Data entries:
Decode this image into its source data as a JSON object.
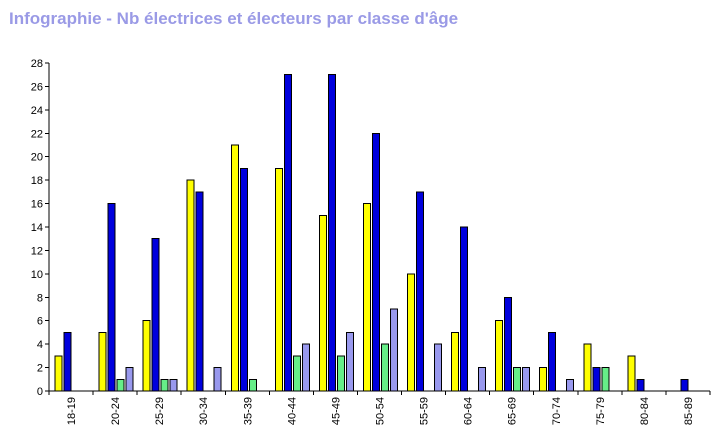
{
  "title": "Infographie - Nb électrices et électeurs par classe d'âge",
  "chart_data": {
    "type": "bar",
    "title": "Infographie - Nb électrices et électeurs par classe d'âge",
    "xlabel": "",
    "ylabel": "",
    "ylim": [
      0,
      28
    ],
    "ytick_step": 2,
    "grid": false,
    "categories": [
      "18-19",
      "20-24",
      "25-29",
      "30-34",
      "35-39",
      "40-44",
      "45-49",
      "50-54",
      "55-59",
      "60-64",
      "65-69",
      "70-74",
      "75-79",
      "80-84",
      "85-89"
    ],
    "series": [
      {
        "color": "#ffff00",
        "values": [
          3,
          5,
          6,
          18,
          21,
          19,
          15,
          16,
          10,
          5,
          6,
          2,
          4,
          3,
          0
        ]
      },
      {
        "color": "#0000dd",
        "values": [
          5,
          16,
          13,
          17,
          19,
          27,
          27,
          22,
          17,
          14,
          8,
          5,
          2,
          1,
          1
        ]
      },
      {
        "color": "#66ee88",
        "values": [
          0,
          1,
          1,
          0,
          1,
          3,
          3,
          4,
          0,
          0,
          2,
          0,
          2,
          0,
          0
        ]
      },
      {
        "color": "#9999ee",
        "values": [
          0,
          2,
          1,
          2,
          0,
          4,
          5,
          7,
          4,
          2,
          2,
          1,
          0,
          0,
          0
        ]
      }
    ]
  }
}
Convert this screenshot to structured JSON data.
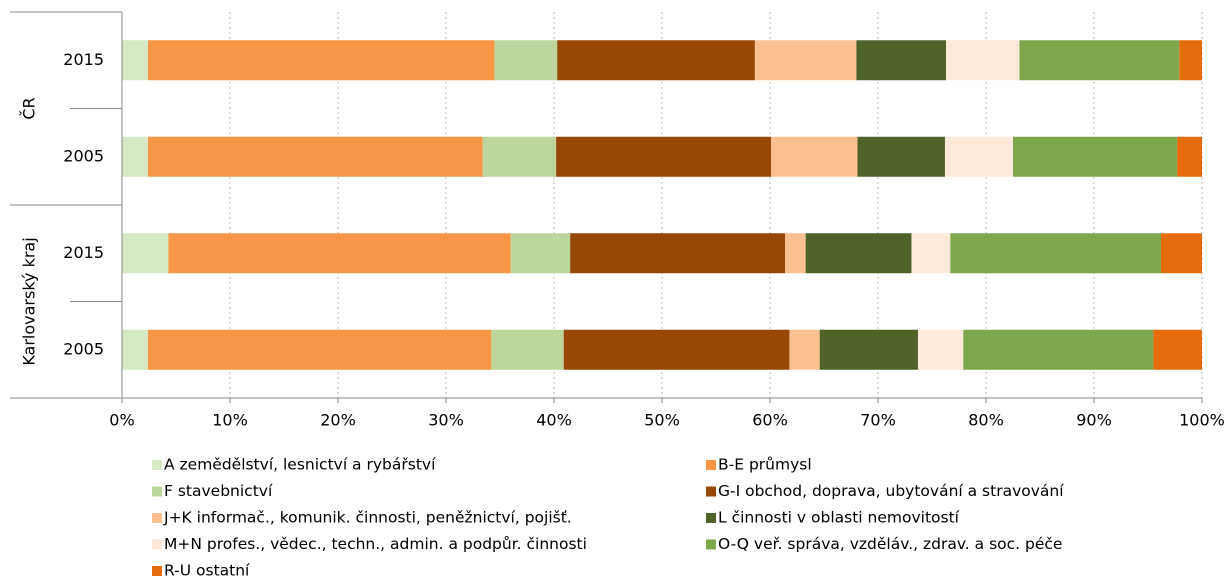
{
  "chart_data": {
    "type": "stacked-bar-horizontal",
    "groups": [
      {
        "label": "ČR",
        "categories": [
          "2015",
          "2005"
        ]
      },
      {
        "label": "Karlovarský kraj",
        "categories": [
          "2015",
          "2005"
        ]
      }
    ],
    "series": [
      {
        "name": "A  zemědělství, lesnictví a rybářství",
        "color": "#d4e9c4",
        "values": [
          2.4,
          2.4,
          4.3,
          2.4
        ]
      },
      {
        "name": "B-E  průmysl",
        "color": "#f79646",
        "values": [
          32.1,
          31.0,
          31.7,
          31.8
        ]
      },
      {
        "name": "F  stavebnictví",
        "color": "#bcd69c",
        "values": [
          5.8,
          6.8,
          5.5,
          6.7
        ]
      },
      {
        "name": "G-I  obchod, doprava, ubytování a stravování",
        "color": "#974706",
        "values": [
          18.3,
          19.9,
          19.9,
          20.9
        ]
      },
      {
        "name": "J+K  informač., komunik. činnosti, peněžnictví, pojišť.",
        "color": "#fac090",
        "values": [
          9.4,
          8.0,
          1.9,
          2.8
        ]
      },
      {
        "name": "L  činnosti v oblasti nemovitostí",
        "color": "#4f6228",
        "values": [
          8.3,
          8.1,
          9.8,
          9.1
        ]
      },
      {
        "name": "M+N  profes., vědec., techn., admin. a podpůr. činnosti",
        "color": "#fde9d9",
        "values": [
          6.8,
          6.3,
          3.6,
          4.2
        ]
      },
      {
        "name": "O-Q  veř. správa, vzděláv., zdrav. a soc. péče",
        "color": "#7ea64a",
        "values": [
          14.8,
          15.2,
          19.5,
          17.6
        ]
      },
      {
        "name": "R-U  ostatní",
        "color": "#e46c0a",
        "values": [
          2.1,
          2.3,
          3.8,
          4.5
        ]
      }
    ],
    "xlim": [
      0,
      100
    ],
    "xticks": [
      {
        "value": 0,
        "label": "0%"
      },
      {
        "value": 10,
        "label": "10%"
      },
      {
        "value": 20,
        "label": "20%"
      },
      {
        "value": 30,
        "label": "30%"
      },
      {
        "value": 40,
        "label": "40%"
      },
      {
        "value": 50,
        "label": "50%"
      },
      {
        "value": 60,
        "label": "60%"
      },
      {
        "value": 70,
        "label": "70%"
      },
      {
        "value": 80,
        "label": "80%"
      },
      {
        "value": 90,
        "label": "90%"
      },
      {
        "value": 100,
        "label": "100%"
      }
    ],
    "grid": true,
    "legend": "bottom"
  }
}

Exercise description: Omit any images, then output the listing exactly.

Full response:
Decode this image into its source data as a JSON object.
{
  "title": "Infographie - Nb électrices et électeurs par classe d'âge",
  "chart_data": {
    "type": "bar",
    "title": "Infographie - Nb électrices et électeurs par classe d'âge",
    "xlabel": "",
    "ylabel": "",
    "ylim": [
      0,
      28
    ],
    "ytick_step": 2,
    "grid": false,
    "categories": [
      "18-19",
      "20-24",
      "25-29",
      "30-34",
      "35-39",
      "40-44",
      "45-49",
      "50-54",
      "55-59",
      "60-64",
      "65-69",
      "70-74",
      "75-79",
      "80-84",
      "85-89"
    ],
    "series": [
      {
        "color": "#ffff00",
        "values": [
          3,
          5,
          6,
          18,
          21,
          19,
          15,
          16,
          10,
          5,
          6,
          2,
          4,
          3,
          0
        ]
      },
      {
        "color": "#0000dd",
        "values": [
          5,
          16,
          13,
          17,
          19,
          27,
          27,
          22,
          17,
          14,
          8,
          5,
          2,
          1,
          1
        ]
      },
      {
        "color": "#66ee88",
        "values": [
          0,
          1,
          1,
          0,
          1,
          3,
          3,
          4,
          0,
          0,
          2,
          0,
          2,
          0,
          0
        ]
      },
      {
        "color": "#9999ee",
        "values": [
          0,
          2,
          1,
          2,
          0,
          4,
          5,
          7,
          4,
          2,
          2,
          1,
          0,
          0,
          0
        ]
      }
    ]
  }
}
Convert this screenshot to structured JSON data.
{
  "chart_data": {
    "type": "stacked-bar-horizontal",
    "groups": [
      {
        "label": "ČR",
        "categories": [
          "2015",
          "2005"
        ]
      },
      {
        "label": "Karlovarský kraj",
        "categories": [
          "2015",
          "2005"
        ]
      }
    ],
    "series": [
      {
        "name": "A  zemědělství, lesnictví a rybářství",
        "color": "#d4e9c4",
        "values": [
          2.4,
          2.4,
          4.3,
          2.4
        ]
      },
      {
        "name": "B-E  průmysl",
        "color": "#f79646",
        "values": [
          32.1,
          31.0,
          31.7,
          31.8
        ]
      },
      {
        "name": "F  stavebnictví",
        "color": "#bcd69c",
        "values": [
          5.8,
          6.8,
          5.5,
          6.7
        ]
      },
      {
        "name": "G-I  obchod, doprava, ubytování a stravování",
        "color": "#974706",
        "values": [
          18.3,
          19.9,
          19.9,
          20.9
        ]
      },
      {
        "name": "J+K  informač., komunik. činnosti, peněžnictví, pojišť.",
        "color": "#fac090",
        "values": [
          9.4,
          8.0,
          1.9,
          2.8
        ]
      },
      {
        "name": "L  činnosti v oblasti nemovitostí",
        "color": "#4f6228",
        "values": [
          8.3,
          8.1,
          9.8,
          9.1
        ]
      },
      {
        "name": "M+N  profes., vědec., techn., admin. a podpůr. činnosti",
        "color": "#fde9d9",
        "values": [
          6.8,
          6.3,
          3.6,
          4.2
        ]
      },
      {
        "name": "O-Q  veř. správa, vzděláv., zdrav. a soc. péče",
        "color": "#7ea64a",
        "values": [
          14.8,
          15.2,
          19.5,
          17.6
        ]
      },
      {
        "name": "R-U  ostatní",
        "color": "#e46c0a",
        "values": [
          2.1,
          2.3,
          3.8,
          4.5
        ]
      }
    ],
    "xlim": [
      0,
      100
    ],
    "xticks": [
      {
        "value": 0,
        "label": "0%"
      },
      {
        "value": 10,
        "label": "10%"
      },
      {
        "value": 20,
        "label": "20%"
      },
      {
        "value": 30,
        "label": "30%"
      },
      {
        "value": 40,
        "label": "40%"
      },
      {
        "value": 50,
        "label": "50%"
      },
      {
        "value": 60,
        "label": "60%"
      },
      {
        "value": 70,
        "label": "70%"
      },
      {
        "value": 80,
        "label": "80%"
      },
      {
        "value": 90,
        "label": "90%"
      },
      {
        "value": 100,
        "label": "100%"
      }
    ],
    "grid": true,
    "legend": "bottom"
  }
}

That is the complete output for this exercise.